■ **STATED TASK**: Write each record again exactly as it stands.
%%
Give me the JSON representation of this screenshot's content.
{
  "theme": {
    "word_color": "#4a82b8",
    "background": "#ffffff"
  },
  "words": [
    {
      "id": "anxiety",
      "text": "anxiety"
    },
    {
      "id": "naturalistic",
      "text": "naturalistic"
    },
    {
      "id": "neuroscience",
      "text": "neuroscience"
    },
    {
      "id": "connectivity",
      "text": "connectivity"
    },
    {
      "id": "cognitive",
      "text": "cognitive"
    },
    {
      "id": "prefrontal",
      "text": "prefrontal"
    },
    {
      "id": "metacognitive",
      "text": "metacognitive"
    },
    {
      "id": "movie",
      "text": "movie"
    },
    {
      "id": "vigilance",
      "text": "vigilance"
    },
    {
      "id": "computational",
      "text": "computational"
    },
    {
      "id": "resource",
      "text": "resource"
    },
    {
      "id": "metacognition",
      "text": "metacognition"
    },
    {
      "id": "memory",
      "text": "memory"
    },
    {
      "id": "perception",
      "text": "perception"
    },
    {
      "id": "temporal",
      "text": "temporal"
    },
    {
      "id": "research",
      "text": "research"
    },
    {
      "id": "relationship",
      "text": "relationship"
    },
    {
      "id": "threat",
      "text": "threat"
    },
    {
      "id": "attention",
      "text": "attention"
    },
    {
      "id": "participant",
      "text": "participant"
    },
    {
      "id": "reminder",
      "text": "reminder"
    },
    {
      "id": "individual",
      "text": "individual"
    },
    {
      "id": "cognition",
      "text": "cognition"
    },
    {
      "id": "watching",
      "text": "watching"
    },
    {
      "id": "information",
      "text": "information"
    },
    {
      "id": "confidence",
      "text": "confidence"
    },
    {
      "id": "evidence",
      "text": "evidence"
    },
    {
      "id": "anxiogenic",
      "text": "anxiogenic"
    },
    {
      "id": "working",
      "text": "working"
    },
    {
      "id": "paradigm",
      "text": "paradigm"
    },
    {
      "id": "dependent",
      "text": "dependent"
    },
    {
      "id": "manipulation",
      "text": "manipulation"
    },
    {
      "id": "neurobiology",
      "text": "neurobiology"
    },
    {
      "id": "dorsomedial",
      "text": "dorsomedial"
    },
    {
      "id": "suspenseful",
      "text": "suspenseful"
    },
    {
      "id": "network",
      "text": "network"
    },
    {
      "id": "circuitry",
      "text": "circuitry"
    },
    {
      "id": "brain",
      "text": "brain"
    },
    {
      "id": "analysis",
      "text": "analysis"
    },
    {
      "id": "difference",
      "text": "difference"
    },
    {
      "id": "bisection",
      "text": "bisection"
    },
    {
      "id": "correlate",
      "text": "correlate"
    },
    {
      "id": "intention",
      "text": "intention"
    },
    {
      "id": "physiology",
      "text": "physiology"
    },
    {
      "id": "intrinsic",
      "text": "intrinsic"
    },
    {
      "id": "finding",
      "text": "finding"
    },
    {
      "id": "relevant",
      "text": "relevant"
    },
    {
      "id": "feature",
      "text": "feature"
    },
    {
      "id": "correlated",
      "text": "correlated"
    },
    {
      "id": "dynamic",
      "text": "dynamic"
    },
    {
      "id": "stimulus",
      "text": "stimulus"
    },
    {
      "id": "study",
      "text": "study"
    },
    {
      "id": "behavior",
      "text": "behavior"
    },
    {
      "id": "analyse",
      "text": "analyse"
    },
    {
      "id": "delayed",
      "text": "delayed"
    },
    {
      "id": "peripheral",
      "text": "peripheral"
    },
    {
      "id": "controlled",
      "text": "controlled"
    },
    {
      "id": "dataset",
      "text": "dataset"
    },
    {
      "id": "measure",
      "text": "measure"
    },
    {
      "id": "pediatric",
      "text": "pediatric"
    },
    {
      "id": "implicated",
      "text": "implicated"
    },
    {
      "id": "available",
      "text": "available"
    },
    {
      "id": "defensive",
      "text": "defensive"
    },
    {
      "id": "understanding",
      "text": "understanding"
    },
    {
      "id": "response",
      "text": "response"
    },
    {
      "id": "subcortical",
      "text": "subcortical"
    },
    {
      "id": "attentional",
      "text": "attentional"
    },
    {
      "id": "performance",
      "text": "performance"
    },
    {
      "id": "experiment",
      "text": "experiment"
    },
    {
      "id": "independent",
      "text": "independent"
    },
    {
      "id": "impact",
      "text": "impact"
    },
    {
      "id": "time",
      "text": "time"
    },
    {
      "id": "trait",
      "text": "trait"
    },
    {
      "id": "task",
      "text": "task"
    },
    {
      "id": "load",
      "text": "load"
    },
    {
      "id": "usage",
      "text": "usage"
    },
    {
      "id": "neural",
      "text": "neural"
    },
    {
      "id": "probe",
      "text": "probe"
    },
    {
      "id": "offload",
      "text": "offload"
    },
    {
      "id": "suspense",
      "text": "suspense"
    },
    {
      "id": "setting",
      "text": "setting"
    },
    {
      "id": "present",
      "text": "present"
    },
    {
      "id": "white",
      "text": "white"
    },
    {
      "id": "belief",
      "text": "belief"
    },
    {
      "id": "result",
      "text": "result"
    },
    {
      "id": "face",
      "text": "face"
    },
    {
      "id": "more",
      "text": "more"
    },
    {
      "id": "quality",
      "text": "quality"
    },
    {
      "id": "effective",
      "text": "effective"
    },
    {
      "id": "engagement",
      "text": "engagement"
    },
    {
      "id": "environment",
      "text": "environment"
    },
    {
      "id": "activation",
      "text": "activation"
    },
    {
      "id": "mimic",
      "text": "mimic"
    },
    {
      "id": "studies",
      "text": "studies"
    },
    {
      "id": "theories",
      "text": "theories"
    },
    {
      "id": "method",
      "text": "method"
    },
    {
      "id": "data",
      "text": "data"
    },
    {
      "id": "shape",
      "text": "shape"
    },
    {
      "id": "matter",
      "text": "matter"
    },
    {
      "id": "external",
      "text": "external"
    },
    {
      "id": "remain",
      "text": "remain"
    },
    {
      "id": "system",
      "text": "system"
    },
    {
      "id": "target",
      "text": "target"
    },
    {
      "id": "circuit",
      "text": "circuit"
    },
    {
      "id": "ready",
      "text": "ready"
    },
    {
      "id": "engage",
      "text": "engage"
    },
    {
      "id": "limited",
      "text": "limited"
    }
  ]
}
%%
■ **ANSWER TO THIS EXERCISE**:
Give me the JSON representation of this screenshot's content.
{
  "theme": {
    "word_color": "#4a82b8",
    "background": "#ffffff"
  },
  "words": [
    {
      "id": "anxiety",
      "text": "anxiety"
    },
    {
      "id": "naturalistic",
      "text": "naturalistic"
    },
    {
      "id": "neuroscience",
      "text": "neuroscience"
    },
    {
      "id": "connectivity",
      "text": "connectivity"
    },
    {
      "id": "cognitive",
      "text": "cognitive"
    },
    {
      "id": "prefrontal",
      "text": "prefrontal"
    },
    {
      "id": "metacognitive",
      "text": "metacognitive"
    },
    {
      "id": "movie",
      "text": "movie"
    },
    {
      "id": "vigilance",
      "text": "vigilance"
    },
    {
      "id": "computational",
      "text": "computational"
    },
    {
      "id": "resource",
      "text": "resource"
    },
    {
      "id": "metacognition",
      "text": "metacognition"
    },
    {
      "id": "memory",
      "text": "memory"
    },
    {
      "id": "perception",
      "text": "perception"
    },
    {
      "id": "temporal",
      "text": "temporal"
    },
    {
      "id": "research",
      "text": "research"
    },
    {
      "id": "relationship",
      "text": "relationship"
    },
    {
      "id": "threat",
      "text": "threat"
    },
    {
      "id": "attention",
      "text": "attention"
    },
    {
      "id": "participant",
      "text": "participant"
    },
    {
      "id": "reminder",
      "text": "reminder"
    },
    {
      "id": "individual",
      "text": "individual"
    },
    {
      "id": "cognition",
      "text": "cognition"
    },
    {
      "id": "watching",
      "text": "watching"
    },
    {
      "id": "information",
      "text": "information"
    },
    {
      "id": "confidence",
      "text": "confidence"
    },
    {
      "id": "evidence",
      "text": "evidence"
    },
    {
      "id": "anxiogenic",
      "text": "anxiogenic"
    },
    {
      "id": "working",
      "text": "working"
    },
    {
      "id": "paradigm",
      "text": "paradigm"
    },
    {
      "id": "dependent",
      "text": "dependent"
    },
    {
      "id": "manipulation",
      "text": "manipulation"
    },
    {
      "id": "neurobiology",
      "text": "neurobiology"
    },
    {
      "id": "dorsomedial",
      "text": "dorsomedial"
    },
    {
      "id": "suspenseful",
      "text": "suspenseful"
    },
    {
      "id": "network",
      "text": "network"
    },
    {
      "id": "circuitry",
      "text": "circuitry"
    },
    {
      "id": "brain",
      "text": "brain"
    },
    {
      "id": "analysis",
      "text": "analysis"
    },
    {
      "id": "difference",
      "text": "difference"
    },
    {
      "id": "bisection",
      "text": "bisection"
    },
    {
      "id": "correlate",
      "text": "correlate"
    },
    {
      "id": "intention",
      "text": "intention"
    },
    {
      "id": "physiology",
      "text": "physiology"
    },
    {
      "id": "intrinsic",
      "text": "intrinsic"
    },
    {
      "id": "finding",
      "text": "finding"
    },
    {
      "id": "relevant",
      "text": "relevant"
    },
    {
      "id": "feature",
      "text": "feature"
    },
    {
      "id": "correlated",
      "text": "correlated"
    },
    {
      "id": "dynamic",
      "text": "dynamic"
    },
    {
      "id": "stimulus",
      "text": "stimulus"
    },
    {
      "id": "study",
      "text": "study"
    },
    {
      "id": "behavior",
      "text": "behavior"
    },
    {
      "id": "analyse",
      "text": "analyse"
    },
    {
      "id": "delayed",
      "text": "delayed"
    },
    {
      "id": "peripheral",
      "text": "peripheral"
    },
    {
      "id": "controlled",
      "text": "controlled"
    },
    {
      "id": "dataset",
      "text": "dataset"
    },
    {
      "id": "measure",
      "text": "measure"
    },
    {
      "id": "pediatric",
      "text": "pediatric"
    },
    {
      "id": "implicated",
      "text": "implicated"
    },
    {
      "id": "available",
      "text": "available"
    },
    {
      "id": "defensive",
      "text": "defensive"
    },
    {
      "id": "understanding",
      "text": "understanding"
    },
    {
      "id": "response",
      "text": "response"
    },
    {
      "id": "subcortical",
      "text": "subcortical"
    },
    {
      "id": "attentional",
      "text": "attentional"
    },
    {
      "id": "performance",
      "text": "performance"
    },
    {
      "id": "experiment",
      "text": "experiment"
    },
    {
      "id": "independent",
      "text": "independent"
    },
    {
      "id": "impact",
      "text": "impact"
    },
    {
      "id": "time",
      "text": "time"
    },
    {
      "id": "trait",
      "text": "trait"
    },
    {
      "id": "task",
      "text": "task"
    },
    {
      "id": "load",
      "text": "load"
    },
    {
      "id": "usage",
      "text": "usage"
    },
    {
      "id": "neural",
      "text": "neural"
    },
    {
      "id": "probe",
      "text": "probe"
    },
    {
      "id": "offload",
      "text": "offload"
    },
    {
      "id": "suspense",
      "text": "suspense"
    },
    {
      "id": "setting",
      "text": "setting"
    },
    {
      "id": "present",
      "text": "present"
    },
    {
      "id": "white",
      "text": "white"
    },
    {
      "id": "belief",
      "text": "belief"
    },
    {
      "id": "result",
      "text": "result"
    },
    {
      "id": "face",
      "text": "face"
    },
    {
      "id": "more",
      "text": "more"
    },
    {
      "id": "quality",
      "text": "quality"
    },
    {
      "id": "effective",
      "text": "effective"
    },
    {
      "id": "engagement",
      "text": "engagement"
    },
    {
      "id": "environment",
      "text": "environment"
    },
    {
      "id": "activation",
      "text": "activation"
    },
    {
      "id": "mimic",
      "text": "mimic"
    },
    {
      "id": "studies",
      "text": "studies"
    },
    {
      "id": "theories",
      "text": "theories"
    },
    {
      "id": "method",
      "text": "method"
    },
    {
      "id": "data",
      "text": "data"
    },
    {
      "id": "shape",
      "text": "shape"
    },
    {
      "id": "matter",
      "text": "matter"
    },
    {
      "id": "external",
      "text": "external"
    },
    {
      "id": "remain",
      "text": "remain"
    },
    {
      "id": "system",
      "text": "system"
    },
    {
      "id": "target",
      "text": "target"
    },
    {
      "id": "circuit",
      "text": "circuit"
    },
    {
      "id": "ready",
      "text": "ready"
    },
    {
      "id": "engage",
      "text": "engage"
    },
    {
      "id": "limited",
      "text": "limited"
    }
  ]
}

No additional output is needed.